[Records contained in a dataset]

......

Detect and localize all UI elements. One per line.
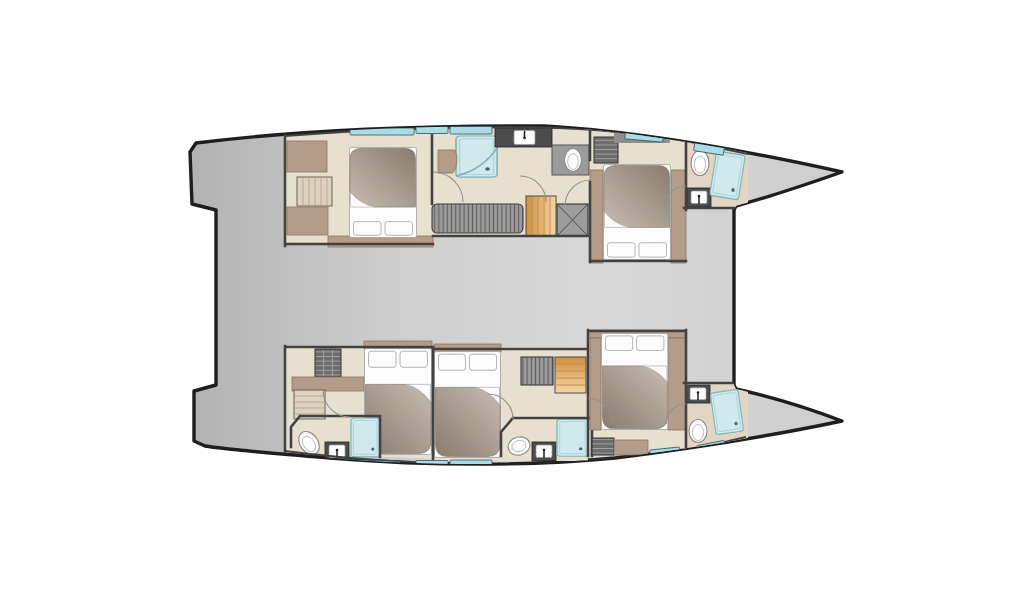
side-locker [671, 170, 686, 263]
companionway-stairs [555, 357, 586, 393]
companionway-stairs [526, 196, 556, 236]
vanity-seat [438, 150, 457, 173]
shelf-unit [521, 357, 553, 385]
cabin-steps [297, 177, 332, 206]
slatted-bench [432, 204, 523, 233]
dresser [292, 377, 364, 391]
shower [557, 419, 588, 456]
window [450, 460, 492, 468]
lower-bow-sink [686, 385, 710, 403]
upper-forward-bed [604, 164, 671, 259]
upper-bow-sink [687, 188, 711, 207]
shower [351, 418, 380, 457]
window [416, 127, 448, 134]
cabinet [287, 207, 328, 235]
cabin-steps [294, 390, 325, 419]
wardrobe [287, 141, 327, 172]
catamaran-deck-plan: Catamaran yacht deck layout plan [0, 0, 1024, 600]
upper-bow-shower [710, 151, 746, 200]
side-locker [590, 338, 601, 430]
window [450, 127, 492, 135]
upper-bow-toilet [691, 151, 709, 176]
lower-bow-shower [710, 389, 743, 434]
locker [614, 440, 648, 455]
upper-mid-toilet [552, 145, 589, 175]
shelf-unit [592, 438, 614, 455]
catamaran-layout-page: Catamaran yacht deck layout plan [0, 0, 1024, 600]
upper-mid-shower [456, 136, 497, 177]
lower-bow-toilet [689, 420, 707, 443]
upper-aft-bed [350, 147, 417, 237]
lower-mid-bed [434, 352, 500, 458]
side-locker [590, 170, 603, 263]
lower-hull [285, 330, 748, 465]
sink-counter [495, 128, 552, 147]
storage-box [557, 204, 588, 236]
shelf-unit [315, 349, 341, 377]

......

Task: Rewrite the lines starting with the one that contains "side-locker [671, 170, 686, 263]" and ending with the one that contains "upper-forward-bed [604, 164, 671, 259]", renaming "companionway-stairs" to "boarding-stairs" and keeping everything else the same.

Exercise output:
side-locker [671, 170, 686, 263]
boarding-stairs [555, 357, 586, 393]
boarding-stairs [526, 196, 556, 236]
vanity-seat [438, 150, 457, 173]
shelf-unit [521, 357, 553, 385]
cabin-steps [297, 177, 332, 206]
slatted-bench [432, 204, 523, 233]
dresser [292, 377, 364, 391]
shower [557, 419, 588, 456]
window [450, 460, 492, 468]
lower-bow-sink [686, 385, 710, 403]
upper-forward-bed [604, 164, 671, 259]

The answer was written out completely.